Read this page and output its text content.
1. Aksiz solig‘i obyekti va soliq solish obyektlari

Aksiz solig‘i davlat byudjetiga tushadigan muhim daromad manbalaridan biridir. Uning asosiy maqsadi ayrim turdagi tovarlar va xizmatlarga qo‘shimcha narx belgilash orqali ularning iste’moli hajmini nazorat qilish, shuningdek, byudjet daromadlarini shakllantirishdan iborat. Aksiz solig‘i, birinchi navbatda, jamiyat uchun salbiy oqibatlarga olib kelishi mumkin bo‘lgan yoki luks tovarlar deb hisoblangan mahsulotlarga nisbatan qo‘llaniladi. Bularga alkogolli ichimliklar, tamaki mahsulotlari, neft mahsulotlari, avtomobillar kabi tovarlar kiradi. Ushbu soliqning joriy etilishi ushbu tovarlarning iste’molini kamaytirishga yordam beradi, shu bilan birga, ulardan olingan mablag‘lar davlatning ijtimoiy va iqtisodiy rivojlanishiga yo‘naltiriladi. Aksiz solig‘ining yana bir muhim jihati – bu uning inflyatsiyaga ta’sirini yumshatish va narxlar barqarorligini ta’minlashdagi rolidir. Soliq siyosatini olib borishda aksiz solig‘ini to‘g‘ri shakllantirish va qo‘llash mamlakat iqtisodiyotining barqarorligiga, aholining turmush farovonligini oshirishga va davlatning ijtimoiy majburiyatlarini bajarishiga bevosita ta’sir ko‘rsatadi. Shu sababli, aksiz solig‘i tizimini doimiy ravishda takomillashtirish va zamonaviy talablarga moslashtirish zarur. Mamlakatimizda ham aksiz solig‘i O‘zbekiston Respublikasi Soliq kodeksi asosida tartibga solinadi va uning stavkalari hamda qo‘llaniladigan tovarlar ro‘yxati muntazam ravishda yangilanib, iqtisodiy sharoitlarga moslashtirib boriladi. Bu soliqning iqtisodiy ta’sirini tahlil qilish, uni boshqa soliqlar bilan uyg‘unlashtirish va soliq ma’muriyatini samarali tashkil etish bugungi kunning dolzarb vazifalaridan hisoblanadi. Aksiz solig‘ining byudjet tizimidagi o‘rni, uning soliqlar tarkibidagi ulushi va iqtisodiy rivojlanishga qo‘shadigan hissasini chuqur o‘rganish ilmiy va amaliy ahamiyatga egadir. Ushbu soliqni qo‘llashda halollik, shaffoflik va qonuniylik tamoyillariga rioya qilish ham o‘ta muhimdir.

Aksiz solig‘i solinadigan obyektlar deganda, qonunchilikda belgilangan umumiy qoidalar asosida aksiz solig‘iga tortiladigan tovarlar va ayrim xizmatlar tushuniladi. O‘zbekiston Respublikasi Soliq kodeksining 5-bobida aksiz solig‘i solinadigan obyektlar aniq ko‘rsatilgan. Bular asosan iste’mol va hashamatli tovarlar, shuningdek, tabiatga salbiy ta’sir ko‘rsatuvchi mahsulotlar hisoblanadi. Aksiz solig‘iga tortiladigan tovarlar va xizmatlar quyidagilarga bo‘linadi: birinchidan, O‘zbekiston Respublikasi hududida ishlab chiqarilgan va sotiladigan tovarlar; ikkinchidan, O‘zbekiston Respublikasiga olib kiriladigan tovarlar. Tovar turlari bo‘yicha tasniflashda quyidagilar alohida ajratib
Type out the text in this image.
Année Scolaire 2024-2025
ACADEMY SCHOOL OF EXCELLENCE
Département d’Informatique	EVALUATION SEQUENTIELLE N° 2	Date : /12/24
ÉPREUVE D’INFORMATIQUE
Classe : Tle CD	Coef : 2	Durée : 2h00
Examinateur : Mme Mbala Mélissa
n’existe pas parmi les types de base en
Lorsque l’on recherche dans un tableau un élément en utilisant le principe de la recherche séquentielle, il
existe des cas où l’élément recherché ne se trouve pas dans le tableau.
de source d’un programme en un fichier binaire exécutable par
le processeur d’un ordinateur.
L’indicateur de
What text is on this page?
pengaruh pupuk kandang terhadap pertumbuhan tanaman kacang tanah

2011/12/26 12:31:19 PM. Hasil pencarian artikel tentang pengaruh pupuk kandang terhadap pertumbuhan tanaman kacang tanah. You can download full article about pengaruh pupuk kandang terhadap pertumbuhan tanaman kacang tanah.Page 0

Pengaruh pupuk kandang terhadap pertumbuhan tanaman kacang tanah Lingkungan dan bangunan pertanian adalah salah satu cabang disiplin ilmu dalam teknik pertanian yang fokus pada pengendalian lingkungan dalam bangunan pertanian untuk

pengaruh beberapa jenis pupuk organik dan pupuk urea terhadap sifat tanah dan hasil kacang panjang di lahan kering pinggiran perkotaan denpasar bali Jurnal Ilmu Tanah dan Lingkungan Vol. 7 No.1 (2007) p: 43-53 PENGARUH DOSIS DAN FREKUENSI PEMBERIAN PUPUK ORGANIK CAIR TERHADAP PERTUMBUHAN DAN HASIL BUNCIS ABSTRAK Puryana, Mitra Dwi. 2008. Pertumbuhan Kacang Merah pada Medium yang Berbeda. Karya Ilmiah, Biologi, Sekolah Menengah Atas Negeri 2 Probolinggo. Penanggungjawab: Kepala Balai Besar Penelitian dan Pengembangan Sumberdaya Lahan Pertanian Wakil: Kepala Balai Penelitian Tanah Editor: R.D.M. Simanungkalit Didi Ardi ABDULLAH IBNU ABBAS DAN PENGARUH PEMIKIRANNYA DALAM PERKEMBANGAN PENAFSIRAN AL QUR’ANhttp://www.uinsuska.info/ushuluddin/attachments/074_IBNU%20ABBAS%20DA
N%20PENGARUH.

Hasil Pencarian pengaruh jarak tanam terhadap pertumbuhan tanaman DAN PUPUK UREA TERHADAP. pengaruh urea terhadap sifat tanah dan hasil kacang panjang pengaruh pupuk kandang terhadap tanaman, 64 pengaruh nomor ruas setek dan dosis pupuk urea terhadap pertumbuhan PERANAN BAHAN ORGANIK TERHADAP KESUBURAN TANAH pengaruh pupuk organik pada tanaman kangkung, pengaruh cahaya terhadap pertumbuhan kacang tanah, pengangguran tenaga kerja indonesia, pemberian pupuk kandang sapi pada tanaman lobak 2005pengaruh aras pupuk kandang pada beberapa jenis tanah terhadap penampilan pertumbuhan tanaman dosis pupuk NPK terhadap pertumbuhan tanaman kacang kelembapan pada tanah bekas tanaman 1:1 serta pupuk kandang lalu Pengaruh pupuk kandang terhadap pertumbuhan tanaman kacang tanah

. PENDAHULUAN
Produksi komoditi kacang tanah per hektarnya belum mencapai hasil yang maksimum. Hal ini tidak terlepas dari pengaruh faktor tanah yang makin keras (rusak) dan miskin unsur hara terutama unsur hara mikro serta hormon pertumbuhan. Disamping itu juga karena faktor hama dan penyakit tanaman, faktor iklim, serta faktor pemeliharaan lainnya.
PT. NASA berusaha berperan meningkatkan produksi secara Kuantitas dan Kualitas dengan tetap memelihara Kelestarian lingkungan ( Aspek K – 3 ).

▶ [What you have to do]
Every entry should be printed again exactly as it stands.

▶ [Expected answer]
Read this page and output its text content.
1. Aksiz solig‘i obyekti va soliq solish obyektlari

Aksiz solig‘i davlat byudjetiga tushadigan muhim daromad manbalaridan biridir. Uning asosiy maqsadi ayrim turdagi tovarlar va xizmatlarga qo‘shimcha narx belgilash orqali ularning iste’moli hajmini nazorat qilish, shuningdek, byudjet daromadlarini shakllantirishdan iborat. Aksiz solig‘i, birinchi navbatda, jamiyat uchun salbiy oqibatlarga olib kelishi mumkin bo‘lgan yoki luks tovarlar deb hisoblangan mahsulotlarga nisbatan qo‘llaniladi. Bularga alkogolli ichimliklar, tamaki mahsulotlari, neft mahsulotlari, avtomobillar kabi tovarlar kiradi. Ushbu soliqning joriy etilishi ushbu tovarlarning iste’molini kamaytirishga yordam beradi, shu bilan birga, ulardan olingan mablag‘lar davlatning ijtimoiy va iqtisodiy rivojlanishiga yo‘naltiriladi. Aksiz solig‘ining yana bir muhim jihati – bu uning inflyatsiyaga ta’sirini yumshatish va narxlar barqarorligini ta’minlashdagi rolidir. Soliq siyosatini olib borishda aksiz solig‘ini to‘g‘ri shakllantirish va qo‘llash mamlakat iqtisodiyotining barqarorligiga, aholining turmush farovonligini oshirishga va davlatning ijtimoiy majburiyatlarini bajarishiga bevosita ta’sir ko‘rsatadi. Shu sababli, aksiz solig‘i tizimini doimiy ravishda takomillashtirish va zamonaviy talablarga moslashtirish zarur. Mamlakatimizda ham aksiz solig‘i O‘zbekiston Respublikasi Soliq kodeksi asosida tartibga solinadi va uning stavkalari hamda qo‘llaniladigan tovarlar ro‘yxati muntazam ravishda yangilanib, iqtisodiy sharoitlarga moslashtirib boriladi. Bu soliqning iqtisodiy ta’sirini tahlil qilish, uni boshqa soliqlar bilan uyg‘unlashtirish va soliq ma’muriyatini samarali tashkil etish bugungi kunning dolzarb vazifalaridan hisoblanadi. Aksiz solig‘ining byudjet tizimidagi o‘rni, uning soliqlar tarkibidagi ulushi va iqtisodiy rivojlanishga qo‘shadigan hissasini chuqur o‘rganish ilmiy va amaliy ahamiyatga egadir. Ushbu soliqni qo‘llashda halollik, shaffoflik va qonuniylik tamoyillariga rioya qilish ham o‘ta muhimdir.

Aksiz solig‘i solinadigan obyektlar deganda, qonunchilikda belgilangan umumiy qoidalar asosida aksiz solig‘iga tortiladigan tovarlar va ayrim xizmatlar tushuniladi. O‘zbekiston Respublikasi Soliq kodeksining 5-bobida aksiz solig‘i solinadigan obyektlar aniq ko‘rsatilgan. Bular asosan iste’mol va hashamatli tovarlar, shuningdek, tabiatga salbiy ta’sir ko‘rsatuvchi mahsulotlar hisoblanadi. Aksiz solig‘iga tortiladigan tovarlar va xizmatlar quyidagilarga bo‘linadi: birinchidan, O‘zbekiston Respublikasi hududida ishlab chiqarilgan va sotiladigan tovarlar; ikkinchidan, O‘zbekiston Respublikasiga olib kiriladigan tovarlar. Tovar turlari bo‘yicha tasniflashda quyidagilar alohida ajratib
Type out the text in this image.
Année Scolaire 2024-2025
ACADEMY SCHOOL OF EXCELLENCE
Département d’Informatique	EVALUATION SEQUENTIELLE N° 2	Date : /12/24
ÉPREUVE D’INFORMATIQUE
Classe : Tle CD	Coef : 2	Durée : 2h00
Examinateur : Mme Mbala Mélissa
n’existe pas parmi les types de base en
Lorsque l’on recherche dans un tableau un élément en utilisant le principe de la recherche séquentielle, il
existe des cas où l’élément recherché ne se trouve pas dans le tableau.
de source d’un programme en un fichier binaire exécutable par
le processeur d’un ordinateur.
L’indicateur de
What text is on this page?
pengaruh pupuk kandang terhadap pertumbuhan tanaman kacang tanah

2011/12/26 12:31:19 PM. Hasil pencarian artikel tentang pengaruh pupuk kandang terhadap pertumbuhan tanaman kacang tanah. You can download full article about pengaruh pupuk kandang terhadap pertumbuhan tanaman kacang tanah.Page 0

Pengaruh pupuk kandang terhadap pertumbuhan tanaman kacang tanah Lingkungan dan bangunan pertanian adalah salah satu cabang disiplin ilmu dalam teknik pertanian yang fokus pada pengendalian lingkungan dalam bangunan pertanian untuk

pengaruh beberapa jenis pupuk organik dan pupuk urea terhadap sifat tanah dan hasil kacang panjang di lahan kering pinggiran perkotaan denpasar bali Jurnal Ilmu Tanah dan Lingkungan Vol. 7 No.1 (2007) p: 43-53 PENGARUH DOSIS DAN FREKUENSI PEMBERIAN PUPUK ORGANIK CAIR TERHADAP PERTUMBUHAN DAN HASIL BUNCIS ABSTRAK Puryana, Mitra Dwi. 2008. Pertumbuhan Kacang Merah pada Medium yang Berbeda. Karya Ilmiah, Biologi, Sekolah Menengah Atas Negeri 2 Probolinggo. Penanggungjawab: Kepala Balai Besar Penelitian dan Pengembangan Sumberdaya Lahan Pertanian Wakil: Kepala Balai Penelitian Tanah Editor: R.D.M. Simanungkalit Didi Ardi ABDULLAH IBNU ABBAS DAN PENGARUH PEMIKIRANNYA DALAM PERKEMBANGAN PENAFSIRAN AL QUR’ANhttp://www.uinsuska.info/ushuluddin/attachments/074_IBNU%20ABBAS%20DA
N%20PENGARUH.

Hasil Pencarian pengaruh jarak tanam terhadap pertumbuhan tanaman DAN PUPUK UREA TERHADAP. pengaruh urea terhadap sifat tanah dan hasil kacang panjang pengaruh pupuk kandang terhadap tanaman, 64 pengaruh nomor ruas setek dan dosis pupuk urea terhadap pertumbuhan PERANAN BAHAN ORGANIK TERHADAP KESUBURAN TANAH pengaruh pupuk organik pada tanaman kangkung, pengaruh cahaya terhadap pertumbuhan kacang tanah, pengangguran tenaga kerja indonesia, pemberian pupuk kandang sapi pada tanaman lobak 2005pengaruh aras pupuk kandang pada beberapa jenis tanah terhadap penampilan pertumbuhan tanaman dosis pupuk NPK terhadap pertumbuhan tanaman kacang kelembapan pada tanah bekas tanaman 1:1 serta pupuk kandang lalu Pengaruh pupuk kandang terhadap pertumbuhan tanaman kacang tanah

. PENDAHULUAN
Produksi komoditi kacang tanah per hektarnya belum mencapai hasil yang maksimum. Hal ini tidak terlepas dari pengaruh faktor tanah yang makin keras (rusak) dan miskin unsur hara terutama unsur hara mikro serta hormon pertumbuhan. Disamping itu juga karena faktor hama dan penyakit tanaman, faktor iklim, serta faktor pemeliharaan lainnya.
PT. NASA berusaha berperan meningkatkan produksi secara Kuantitas dan Kualitas dengan tetap memelihara Kelestarian lingkungan ( Aspek K – 3 ).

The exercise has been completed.